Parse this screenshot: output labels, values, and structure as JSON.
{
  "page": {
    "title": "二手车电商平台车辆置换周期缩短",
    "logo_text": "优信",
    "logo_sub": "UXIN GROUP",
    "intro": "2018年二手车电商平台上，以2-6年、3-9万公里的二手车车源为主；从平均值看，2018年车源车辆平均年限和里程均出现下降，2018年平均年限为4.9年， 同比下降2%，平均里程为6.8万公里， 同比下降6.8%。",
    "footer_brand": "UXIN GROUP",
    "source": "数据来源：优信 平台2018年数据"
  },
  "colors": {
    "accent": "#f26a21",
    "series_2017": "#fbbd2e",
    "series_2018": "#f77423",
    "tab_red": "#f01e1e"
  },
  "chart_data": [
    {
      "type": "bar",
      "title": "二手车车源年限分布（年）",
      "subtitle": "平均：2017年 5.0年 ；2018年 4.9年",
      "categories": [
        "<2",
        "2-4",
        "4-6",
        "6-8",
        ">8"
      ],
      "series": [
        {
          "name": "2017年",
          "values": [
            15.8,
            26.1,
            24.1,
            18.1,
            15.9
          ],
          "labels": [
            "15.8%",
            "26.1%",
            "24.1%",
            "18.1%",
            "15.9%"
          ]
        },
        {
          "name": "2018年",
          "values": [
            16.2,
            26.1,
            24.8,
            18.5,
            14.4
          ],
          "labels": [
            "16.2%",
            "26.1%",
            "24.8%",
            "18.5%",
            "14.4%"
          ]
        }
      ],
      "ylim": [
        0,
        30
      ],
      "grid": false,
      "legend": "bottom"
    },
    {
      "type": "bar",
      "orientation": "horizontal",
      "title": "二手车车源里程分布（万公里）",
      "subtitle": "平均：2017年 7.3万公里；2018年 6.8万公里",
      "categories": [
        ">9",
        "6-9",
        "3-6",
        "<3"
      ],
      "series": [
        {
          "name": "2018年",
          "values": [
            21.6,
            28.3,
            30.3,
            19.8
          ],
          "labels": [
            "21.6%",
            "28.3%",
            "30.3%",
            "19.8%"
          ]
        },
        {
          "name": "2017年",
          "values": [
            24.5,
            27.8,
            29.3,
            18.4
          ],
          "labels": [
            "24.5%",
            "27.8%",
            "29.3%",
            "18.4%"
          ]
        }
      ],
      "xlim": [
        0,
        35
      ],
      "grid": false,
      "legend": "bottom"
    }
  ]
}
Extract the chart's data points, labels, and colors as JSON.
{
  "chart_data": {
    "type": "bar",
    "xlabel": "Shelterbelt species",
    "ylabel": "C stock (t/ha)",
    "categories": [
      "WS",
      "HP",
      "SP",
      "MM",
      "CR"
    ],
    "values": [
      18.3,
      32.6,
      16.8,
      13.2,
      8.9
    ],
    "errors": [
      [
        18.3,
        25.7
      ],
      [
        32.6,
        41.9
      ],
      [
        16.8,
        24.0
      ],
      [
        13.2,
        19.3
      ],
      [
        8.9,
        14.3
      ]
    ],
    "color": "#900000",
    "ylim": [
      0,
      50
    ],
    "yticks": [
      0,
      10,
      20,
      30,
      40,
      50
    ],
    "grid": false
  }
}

.....

Your goal: Repeat all of the records above exactly as written.

Answer to this exercise:
Parse this screenshot: output labels, values, and structure as JSON.
{
  "page": {
    "title": "二手车电商平台车辆置换周期缩短",
    "logo_text": "优信",
    "logo_sub": "UXIN GROUP",
    "intro": "2018年二手车电商平台上，以2-6年、3-9万公里的二手车车源为主；从平均值看，2018年车源车辆平均年限和里程均出现下降，2018年平均年限为4.9年， 同比下降2%，平均里程为6.8万公里， 同比下降6.8%。",
    "footer_brand": "UXIN GROUP",
    "source": "数据来源：优信 平台2018年数据"
  },
  "colors": {
    "accent": "#f26a21",
    "series_2017": "#fbbd2e",
    "series_2018": "#f77423",
    "tab_red": "#f01e1e"
  },
  "chart_data": [
    {
      "type": "bar",
      "title": "二手车车源年限分布（年）",
      "subtitle": "平均：2017年 5.0年 ；2018年 4.9年",
      "categories": [
        "<2",
        "2-4",
        "4-6",
        "6-8",
        ">8"
      ],
      "series": [
        {
          "name": "2017年",
          "values": [
            15.8,
            26.1,
            24.1,
            18.1,
            15.9
          ],
          "labels": [
            "15.8%",
            "26.1%",
            "24.1%",
            "18.1%",
            "15.9%"
          ]
        },
        {
          "name": "2018年",
          "values": [
            16.2,
            26.1,
            24.8,
            18.5,
            14.4
          ],
          "labels": [
            "16.2%",
            "26.1%",
            "24.8%",
            "18.5%",
            "14.4%"
          ]
        }
      ],
      "ylim": [
        0,
        30
      ],
      "grid": false,
      "legend": "bottom"
    },
    {
      "type": "bar",
      "orientation": "horizontal",
      "title": "二手车车源里程分布（万公里）",
      "subtitle": "平均：2017年 7.3万公里；2018年 6.8万公里",
      "categories": [
        ">9",
        "6-9",
        "3-6",
        "<3"
      ],
      "series": [
        {
          "name": "2018年",
          "values": [
            21.6,
            28.3,
            30.3,
            19.8
          ],
          "labels": [
            "21.6%",
            "28.3%",
            "30.3%",
            "19.8%"
          ]
        },
        {
          "name": "2017年",
          "values": [
            24.5,
            27.8,
            29.3,
            18.4
          ],
          "labels": [
            "24.5%",
            "27.8%",
            "29.3%",
            "18.4%"
          ]
        }
      ],
      "xlim": [
        0,
        35
      ],
      "grid": false,
      "legend": "bottom"
    }
  ]
}
Extract the chart's data points, labels, and colors as JSON.
{
  "chart_data": {
    "type": "bar",
    "xlabel": "Shelterbelt species",
    "ylabel": "C stock (t/ha)",
    "categories": [
      "WS",
      "HP",
      "SP",
      "MM",
      "CR"
    ],
    "values": [
      18.3,
      32.6,
      16.8,
      13.2,
      8.9
    ],
    "errors": [
      [
        18.3,
        25.7
      ],
      [
        32.6,
        41.9
      ],
      [
        16.8,
        24.0
      ],
      [
        13.2,
        19.3
      ],
      [
        8.9,
        14.3
      ]
    ],
    "color": "#900000",
    "ylim": [
      0,
      50
    ],
    "yticks": [
      0,
      10,
      20,
      30,
      40,
      50
    ],
    "grid": false
  }
}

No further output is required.